Records drawn from a data collection
....................

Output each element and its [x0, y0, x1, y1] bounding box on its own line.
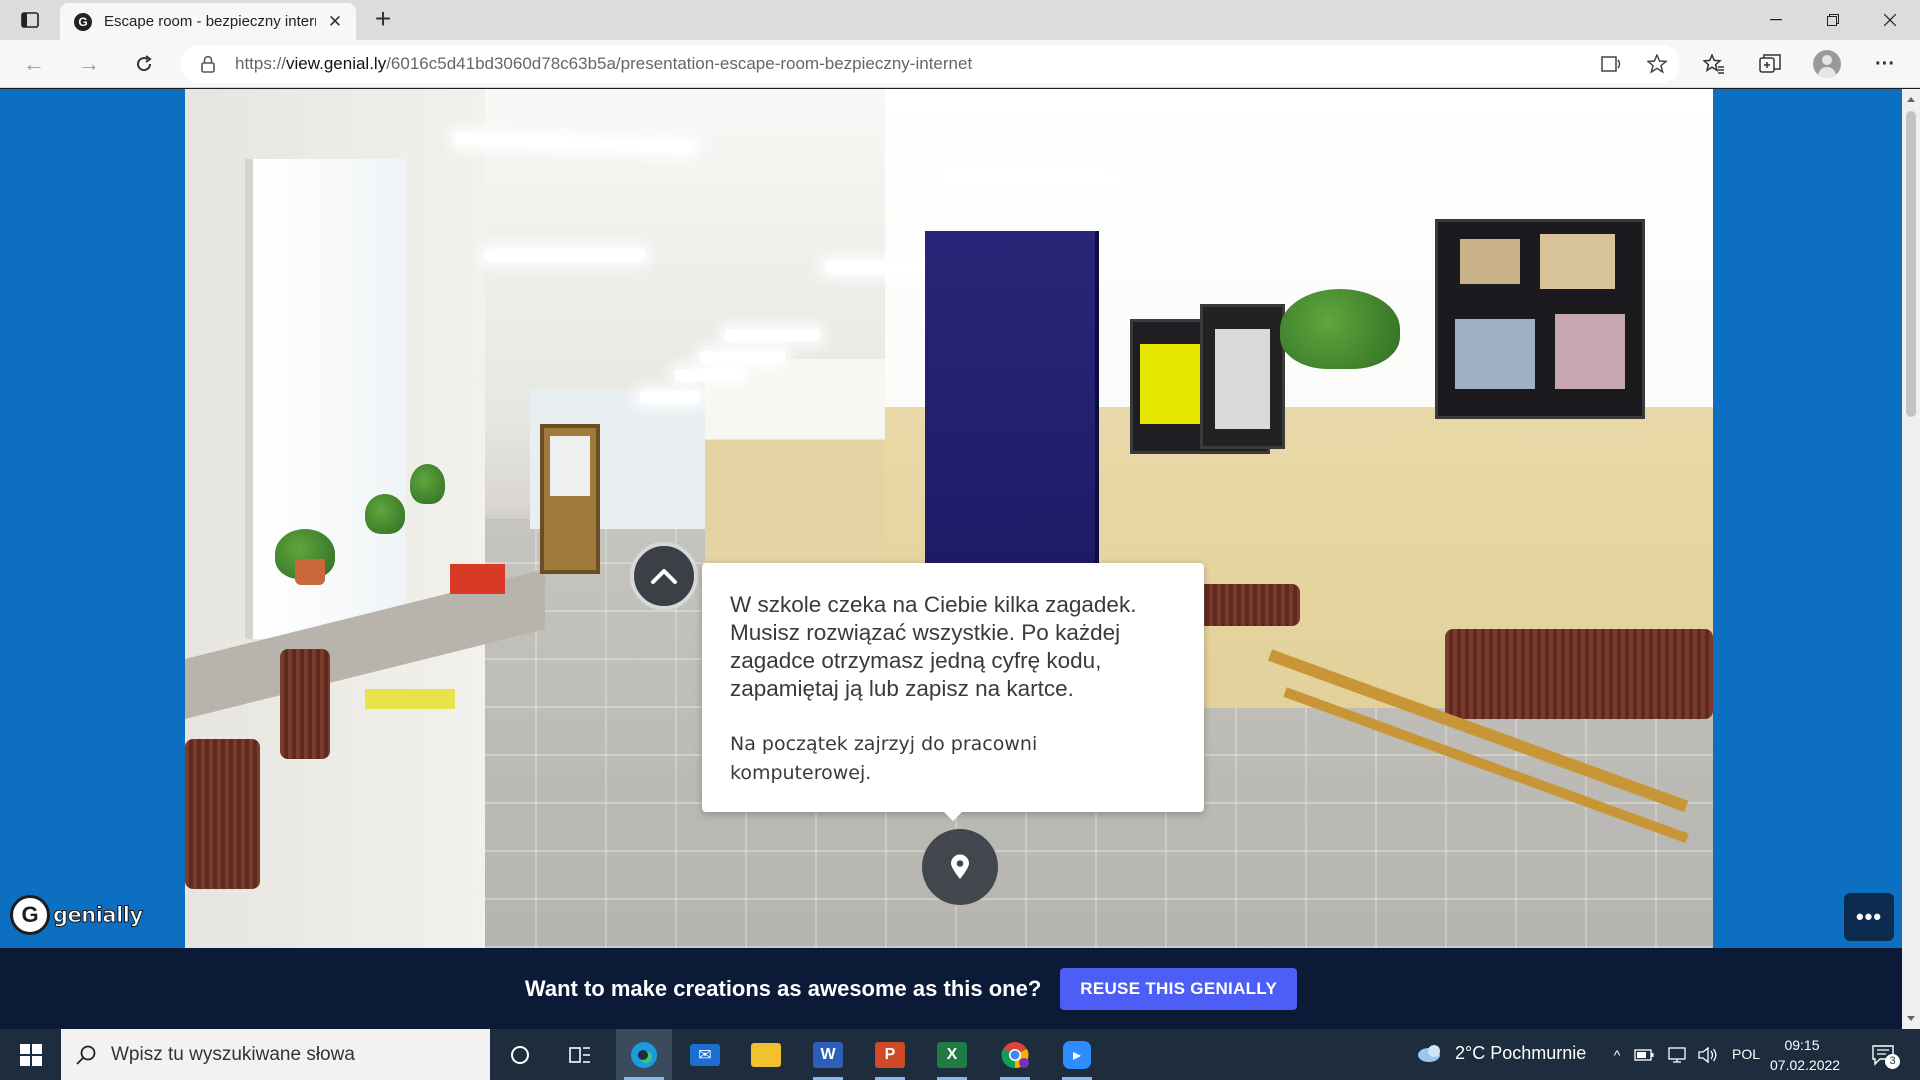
mail-icon[interactable]: ✉ — [677, 1029, 733, 1080]
reload-icon[interactable] — [127, 48, 161, 80]
more-menu-icon[interactable]: ··· — [1870, 49, 1900, 79]
immersive-reader-icon[interactable] — [1600, 53, 1624, 75]
map-pin-icon — [951, 854, 969, 879]
forward-arrow-icon[interactable]: → — [72, 48, 106, 80]
add-favorite-icon[interactable] — [1646, 53, 1670, 75]
promo-text: Want to make creations as awesome as thi… — [524, 975, 1042, 1001]
battery-icon[interactable] — [1633, 1045, 1655, 1065]
info-tooltip-card: W szkole czeka na Ciebie kilka zagadek. … — [702, 563, 1204, 821]
word-icon[interactable]: W — [800, 1029, 856, 1080]
back-arrow-icon[interactable]: ← — [17, 48, 51, 80]
taskbar-search-box[interactable]: Wpisz tu wyszukiwane słowa — [61, 1029, 490, 1080]
chrome-icon[interactable] — [987, 1029, 1043, 1080]
location-pin-button[interactable] — [922, 829, 998, 905]
new-tab-button[interactable]: + — [368, 5, 398, 35]
notification-count-badge: 3 — [1885, 1054, 1900, 1069]
favorites-icon[interactable] — [1699, 49, 1729, 79]
cortana-icon[interactable] — [492, 1029, 548, 1080]
start-button[interactable] — [8, 1029, 54, 1080]
address-bar[interactable]: https://view.genial.ly/6016c5d41bd3060d7… — [180, 45, 1680, 83]
card-sub-text: Na początek zajrzyj do pracowni komputer… — [730, 733, 1038, 784]
browser-tab-bar: G Escape room - bezpieczny intern ✕ + — [0, 0, 1920, 40]
page-scrollbar[interactable] — [1902, 89, 1920, 1029]
restore-window-icon[interactable] — [1805, 0, 1861, 40]
edge-taskbar-icon[interactable] — [616, 1029, 672, 1080]
chevron-up-icon — [651, 569, 677, 584]
windows-logo-icon — [20, 1043, 42, 1066]
cloudy-weather-icon[interactable] — [1416, 1043, 1446, 1063]
clock-date: 07.02.2022 — [1770, 1057, 1841, 1073]
task-view-icon[interactable] — [552, 1029, 608, 1080]
close-tab-icon[interactable]: ✕ — [324, 12, 346, 32]
browser-tab-active[interactable]: G Escape room - bezpieczny intern ✕ — [60, 3, 356, 40]
volume-icon[interactable] — [1697, 1045, 1719, 1065]
genially-viewport: W szkole czeka na Ciebie kilka zagadek. … — [0, 89, 1902, 1029]
windows-taskbar: Wpisz tu wyszukiwane słowa ✉ W P X ▸ 2°C… — [0, 1029, 1920, 1080]
chevron-up-tray-icon[interactable]: ^ — [1606, 1045, 1628, 1065]
tab-title: Escape room - bezpieczny intern — [104, 13, 316, 30]
weather-text[interactable]: 2°C Pochmurnie — [1455, 1043, 1586, 1064]
genially-logo-icon: G — [10, 895, 50, 935]
search-placeholder: Wpisz tu wyszukiwane słowa — [111, 1043, 355, 1065]
notifications-icon[interactable]: 3 — [1868, 1045, 1900, 1069]
powerpoint-icon[interactable]: P — [862, 1029, 918, 1080]
search-icon — [76, 1045, 96, 1065]
language-indicator[interactable]: POL — [1732, 1046, 1760, 1062]
collections-icon[interactable] — [1755, 49, 1785, 79]
profile-icon[interactable] — [1813, 50, 1841, 78]
clock[interactable]: 09:15 07.02.2022 — [1770, 1035, 1841, 1075]
navigate-up-button[interactable] — [630, 542, 698, 610]
card-main-text: W szkole czeka na Ciebie kilka zagadek. … — [730, 592, 1137, 701]
clock-time: 09:15 — [1784, 1037, 1820, 1053]
browser-address-row: ← → https://view.genial.ly/6016c5d41bd30… — [0, 40, 1920, 88]
zoom-icon[interactable]: ▸ — [1049, 1029, 1105, 1080]
excel-icon[interactable]: X — [924, 1029, 980, 1080]
file-explorer-icon[interactable] — [738, 1029, 794, 1080]
network-icon[interactable] — [1666, 1045, 1688, 1065]
tab-actions-icon[interactable] — [18, 10, 42, 30]
lock-icon[interactable] — [200, 55, 216, 73]
scroll-up-arrow-icon[interactable] — [1907, 97, 1915, 102]
scroll-down-arrow-icon[interactable] — [1907, 1016, 1915, 1021]
promo-bar: Want to make creations as awesome as thi… — [0, 948, 1902, 1029]
genially-favicon-icon: G — [74, 12, 92, 31]
minimize-window-icon[interactable] — [1748, 0, 1804, 40]
close-window-icon[interactable] — [1862, 0, 1918, 40]
genially-logo-text: genially — [53, 903, 144, 928]
reuse-genially-button[interactable]: REUSE THIS GENIALLY — [1060, 967, 1298, 1010]
scrollbar-thumb[interactable] — [1906, 111, 1916, 417]
genially-logo[interactable]: G genially — [10, 895, 144, 935]
url-text: https://view.genial.ly/6016c5d41bd3060d7… — [235, 54, 973, 73]
more-options-button[interactable]: ••• — [1844, 893, 1894, 941]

....................

WRITTEN INSTRUCTION: Copy every line of the records above verbatim, omitting the pictures.

COMPLETE OUTPUT:
Output each element and its [x0, y0, x1, y1] bounding box on its own line.
mail-icon[interactable]: ✉ — [677, 1029, 733, 1080]
reload-icon[interactable] — [127, 48, 161, 80]
more-menu-icon[interactable]: ··· — [1870, 49, 1900, 79]
immersive-reader-icon[interactable] — [1600, 53, 1624, 75]
map-pin-icon — [951, 854, 969, 879]
forward-arrow-icon[interactable]: → — [72, 48, 106, 80]
add-favorite-icon[interactable] — [1646, 53, 1670, 75]
promo-text: Want to make creations as awesome as thi… — [524, 975, 1042, 1001]
battery-icon[interactable] — [1633, 1045, 1655, 1065]
info-tooltip-card: W szkole czeka na Ciebie kilka zagadek. … — [702, 563, 1204, 821]
word-icon[interactable]: W — [800, 1029, 856, 1080]
back-arrow-icon[interactable]: ← — [17, 48, 51, 80]
taskbar-search-box[interactable]: Wpisz tu wyszukiwane słowa — [61, 1029, 490, 1080]
chrome-icon[interactable] — [987, 1029, 1043, 1080]
location-pin-button[interactable] — [922, 829, 998, 905]
new-tab-button[interactable]: + — [368, 5, 398, 35]
notification-count-badge: 3 — [1885, 1054, 1900, 1069]
favorites-icon[interactable] — [1699, 49, 1729, 79]
cortana-icon[interactable] — [492, 1029, 548, 1080]
start-button[interactable] — [8, 1029, 54, 1080]
address-bar[interactable]: https://view.genial.ly/6016c5d41bd3060d7… — [180, 45, 1680, 83]
card-sub-text: Na początek zajrzyj do pracowni komputer… — [730, 733, 1038, 784]
browser-tab-bar: G Escape room - bezpieczny intern ✕ + — [0, 0, 1920, 40]
page-scrollbar[interactable] — [1902, 89, 1920, 1029]
restore-window-icon[interactable] — [1805, 0, 1861, 40]
edge-taskbar-icon[interactable] — [616, 1029, 672, 1080]
chevron-up-icon — [651, 569, 677, 584]
windows-logo-icon — [20, 1043, 42, 1066]
cloudy-weather-icon[interactable] — [1416, 1043, 1446, 1063]
clock-date: 07.02.2022 — [1770, 1057, 1841, 1073]
task-view-icon[interactable] — [552, 1029, 608, 1080]
close-tab-icon[interactable]: ✕ — [324, 12, 346, 32]
browser-tab-active[interactable]: G Escape room - bezpieczny intern ✕ — [60, 3, 356, 40]
volume-icon[interactable] — [1697, 1045, 1719, 1065]
genially-viewport: W szkole czeka na Ciebie kilka zagadek. … — [0, 89, 1902, 1029]
windows-taskbar: Wpisz tu wyszukiwane słowa ✉ W P X ▸ 2°C… — [0, 1029, 1920, 1080]
chevron-up-tray-icon[interactable]: ^ — [1606, 1045, 1628, 1065]
tab-title: Escape room - bezpieczny intern — [104, 13, 316, 30]
weather-text[interactable]: 2°C Pochmurnie — [1455, 1043, 1586, 1064]
genially-logo-icon: G — [10, 895, 50, 935]
search-placeholder: Wpisz tu wyszukiwane słowa — [111, 1043, 355, 1065]
notifications-icon[interactable]: 3 — [1868, 1045, 1900, 1069]
powerpoint-icon[interactable]: P — [862, 1029, 918, 1080]
search-icon — [76, 1045, 96, 1065]
language-indicator[interactable]: POL — [1732, 1046, 1760, 1062]
collections-icon[interactable] — [1755, 49, 1785, 79]
profile-icon[interactable] — [1813, 50, 1841, 78]
clock[interactable]: 09:15 07.02.2022 — [1770, 1035, 1841, 1075]
navigate-up-button[interactable] — [630, 542, 698, 610]
card-main-text: W szkole czeka na Ciebie kilka zagadek. … — [730, 592, 1137, 701]
clock-time: 09:15 — [1784, 1037, 1820, 1053]
browser-address-row: ← → https://view.genial.ly/6016c5d41bd30… — [0, 40, 1920, 88]
zoom-icon[interactable]: ▸ — [1049, 1029, 1105, 1080]
excel-icon[interactable]: X — [924, 1029, 980, 1080]
file-explorer-icon[interactable] — [738, 1029, 794, 1080]
network-icon[interactable] — [1666, 1045, 1688, 1065]
tab-actions-icon[interactable] — [18, 10, 42, 30]
lock-icon[interactable] — [200, 55, 216, 73]
scroll-up-arrow-icon[interactable] — [1907, 97, 1915, 102]
scroll-down-arrow-icon[interactable] — [1907, 1016, 1915, 1021]
promo-bar: Want to make creations as awesome as thi… — [0, 948, 1902, 1029]
genially-favicon-icon: G — [74, 12, 92, 31]
minimize-window-icon[interactable] — [1748, 0, 1804, 40]
close-window-icon[interactable] — [1862, 0, 1918, 40]
genially-logo-text: genially — [53, 903, 144, 928]
reuse-genially-button[interactable]: REUSE THIS GENIALLY — [1060, 967, 1298, 1010]
scrollbar-thumb[interactable] — [1906, 111, 1916, 417]
genially-logo[interactable]: G genially — [10, 895, 144, 935]
url-text: https://view.genial.ly/6016c5d41bd3060d7… — [235, 54, 973, 73]
more-options-button[interactable]: ••• — [1844, 893, 1894, 941]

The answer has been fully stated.